ЗАДАНИЕ:
Перепишите целиком, слово в слово, отрывок о пасторе Сильвиусе.

ИСХОДНЫЙ ОТРЫВОК:
════════════════

Благодаря встрече с Саске Рембрандт познакомился с пастором Яном Корнелисом Сильвиусом и написал его портрет. Он застал пастора в его жилище при больнице, сидящим в потемках, сложив руки на Библии. Пастор сидел так неподвижно, что, когда художник вошел в его комнату, он решил, будто тот погружен в глубокие размышления. На самом деле пастор слышал, как он вошел, но был почти слеп, и неподвижность взгляда подчеркивала его природную серьезность. Вид этого почти семидесятилетнего человека, одетого в черное, в маленькой черной скуфейке на редких волосах, с жидкой бородкой на белом воротнике, с опущенными глазами и руками, прикасающимися к Священной Книге, представлял собой идеальный образ внутреннего покоя. К тому же пастор исполнял свои обязанности – вел богослужения, облегчал душу умирающих – с некоей абсолютной просветленностью. Возможно, ему и надо было ослепнуть, чтобы этого достичь. На его лице Рембрандт разглядел даже намек на улыбку, с какой пастор подходил к самым сложным вопросам морали, – улыбку безграничной веры. Этому человеку не было нужды смотреть, чтобы понять, и Рембрандт явно хорошо чувствовал себя рядом с ним. Хотя скромность пастора Сильвиуса не позволяла ему предположить, что с него напишут картину, он позволил художнику рисовать его. С рисунка Рембрандт сделал гравюру. Так Сильвиус после лейденского нищего стал первым посторонним, проникшим в интимный мир его эстампов.

════════════════

НАБОР ДАННЫХ:

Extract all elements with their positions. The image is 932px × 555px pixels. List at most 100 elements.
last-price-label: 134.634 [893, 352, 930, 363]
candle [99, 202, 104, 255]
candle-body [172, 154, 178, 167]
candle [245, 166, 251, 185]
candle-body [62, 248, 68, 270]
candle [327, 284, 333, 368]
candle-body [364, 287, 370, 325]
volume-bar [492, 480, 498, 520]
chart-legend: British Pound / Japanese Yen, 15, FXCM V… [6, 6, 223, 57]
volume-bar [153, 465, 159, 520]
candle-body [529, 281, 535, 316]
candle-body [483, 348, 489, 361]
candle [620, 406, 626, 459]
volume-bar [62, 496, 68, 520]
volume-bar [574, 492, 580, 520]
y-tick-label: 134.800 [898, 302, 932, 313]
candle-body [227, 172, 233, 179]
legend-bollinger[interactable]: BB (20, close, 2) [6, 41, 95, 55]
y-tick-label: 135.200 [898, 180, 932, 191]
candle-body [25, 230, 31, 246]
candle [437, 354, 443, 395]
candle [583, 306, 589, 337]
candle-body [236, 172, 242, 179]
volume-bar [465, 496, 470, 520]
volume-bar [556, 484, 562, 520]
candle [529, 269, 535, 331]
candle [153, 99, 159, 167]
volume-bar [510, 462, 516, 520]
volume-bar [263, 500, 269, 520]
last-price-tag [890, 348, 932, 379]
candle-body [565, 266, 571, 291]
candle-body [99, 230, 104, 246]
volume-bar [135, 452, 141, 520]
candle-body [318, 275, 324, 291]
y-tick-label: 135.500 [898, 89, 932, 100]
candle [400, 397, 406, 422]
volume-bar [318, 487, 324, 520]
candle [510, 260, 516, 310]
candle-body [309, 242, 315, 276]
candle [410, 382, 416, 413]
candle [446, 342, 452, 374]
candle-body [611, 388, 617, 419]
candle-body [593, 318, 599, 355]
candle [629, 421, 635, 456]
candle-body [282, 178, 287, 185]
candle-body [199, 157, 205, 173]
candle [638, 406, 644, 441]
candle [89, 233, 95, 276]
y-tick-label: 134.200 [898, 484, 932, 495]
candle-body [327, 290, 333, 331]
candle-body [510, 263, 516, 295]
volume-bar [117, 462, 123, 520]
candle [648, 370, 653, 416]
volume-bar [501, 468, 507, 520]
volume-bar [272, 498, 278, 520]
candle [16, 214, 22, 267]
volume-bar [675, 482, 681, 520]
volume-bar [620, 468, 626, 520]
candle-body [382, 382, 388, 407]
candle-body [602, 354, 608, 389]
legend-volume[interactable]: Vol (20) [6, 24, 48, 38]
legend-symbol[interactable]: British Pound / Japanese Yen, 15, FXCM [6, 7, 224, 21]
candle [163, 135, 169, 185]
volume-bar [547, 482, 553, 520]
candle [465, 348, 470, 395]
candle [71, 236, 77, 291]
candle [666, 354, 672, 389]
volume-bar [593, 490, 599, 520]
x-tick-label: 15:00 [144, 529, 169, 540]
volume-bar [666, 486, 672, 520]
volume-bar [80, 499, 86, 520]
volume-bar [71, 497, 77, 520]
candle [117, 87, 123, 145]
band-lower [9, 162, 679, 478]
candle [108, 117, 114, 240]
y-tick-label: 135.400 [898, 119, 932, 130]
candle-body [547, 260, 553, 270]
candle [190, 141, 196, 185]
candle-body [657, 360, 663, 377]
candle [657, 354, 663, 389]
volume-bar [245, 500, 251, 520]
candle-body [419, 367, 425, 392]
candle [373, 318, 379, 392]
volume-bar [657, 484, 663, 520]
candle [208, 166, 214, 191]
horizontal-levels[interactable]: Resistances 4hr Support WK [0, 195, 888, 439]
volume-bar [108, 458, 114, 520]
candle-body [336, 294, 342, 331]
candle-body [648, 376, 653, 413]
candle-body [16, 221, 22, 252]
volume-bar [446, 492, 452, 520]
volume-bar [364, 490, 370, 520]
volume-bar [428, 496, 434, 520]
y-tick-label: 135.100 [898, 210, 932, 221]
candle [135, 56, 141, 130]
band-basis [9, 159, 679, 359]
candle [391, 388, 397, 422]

════════════════

ОТВЕТ:
Благодаря встрече с Саске Рембрандт познакомился с пастором Яном Корнелисом Сильвиусом и написал его портрет. Он застал пастора в его жилище при больнице, сидящим в потемках, сложив руки на Библии. Пастор сидел так неподвижно, что, когда художник вошел в его комнату, он решил, будто тот погружен в глубокие размышления. На самом деле пастор слышал, как он вошел, но был почти слеп, и неподвижность взгляда подчеркивала его природную серьезность. Вид этого почти семидесятилетнего человека, одетого в черное, в маленькой черной скуфейке на редких волосах, с жидкой бородкой на белом воротнике, с опущенными глазами и руками, прикасающимися к Священной Книге, представлял собой идеальный образ внутреннего покоя. К тому же пастор исполнял свои обязанности – вел богослужения, облегчал душу умирающих – с некоей абсолютной просветленностью. Возможно, ему и надо было ослепнуть, чтобы этого достичь. На его лице Рембрандт разглядел даже намек на улыбку, с какой пастор подходил к самым сложным вопросам морали, – улыбку безграничной веры. Этому человеку не было нужды смотреть, чтобы понять, и Рембрандт явно хорошо чувствовал себя рядом с ним. Хотя скромность пастора Сильвиуса не позволяла ему предположить, что с него напишут картину, он позволил художнику рисовать его. С рисунка Рембрандт сделал гравюру. Так Сильвиус после лейденского нищего стал первым посторонним, проникшим в интимный мир его эстампов.